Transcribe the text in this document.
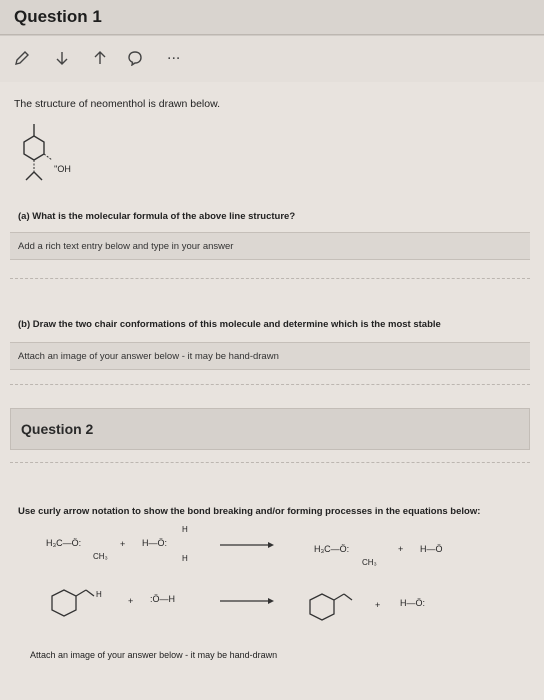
Question 1
...
The structure of neomenthol is drawn below.
''OH
(a) What is the molecular formula of the above line structure?
Add a rich text entry below and type in your answer
(b) Draw the two chair conformations of this molecule and determine which is the most stable
Attach an image of your answer below - it may be hand-drawn
Question 2
Use curly arrow notation to show the bond breaking and/or forming processes in the equations below:
H₃C—Ö:
CH₃
+
H
H—Ö:
H
H₃C—Ö:
CH₃
+ H—Ö
H
+ :Ö—H
+ H—Ö:
Attach an image of your answer below - it may be hand-drawn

### Written task
Your copy of the data should match it exactly, except that pictures are left out.

### Response to this exercise
Transcribe the text in this document.
Question 1
...
The structure of neomenthol is drawn below.
''OH
(a) What is the molecular formula of the above line structure?
Add a rich text entry below and type in your answer
(b) Draw the two chair conformations of this molecule and determine which is the most stable
Attach an image of your answer below - it may be hand-drawn
Question 2
Use curly arrow notation to show the bond breaking and/or forming processes in the equations below:
H₃C—Ö:
CH₃
+
H
H—Ö:
H
H₃C—Ö:
CH₃
+ H—Ö
H
+ :Ö—H
+ H—Ö:
Attach an image of your answer below - it may be hand-drawn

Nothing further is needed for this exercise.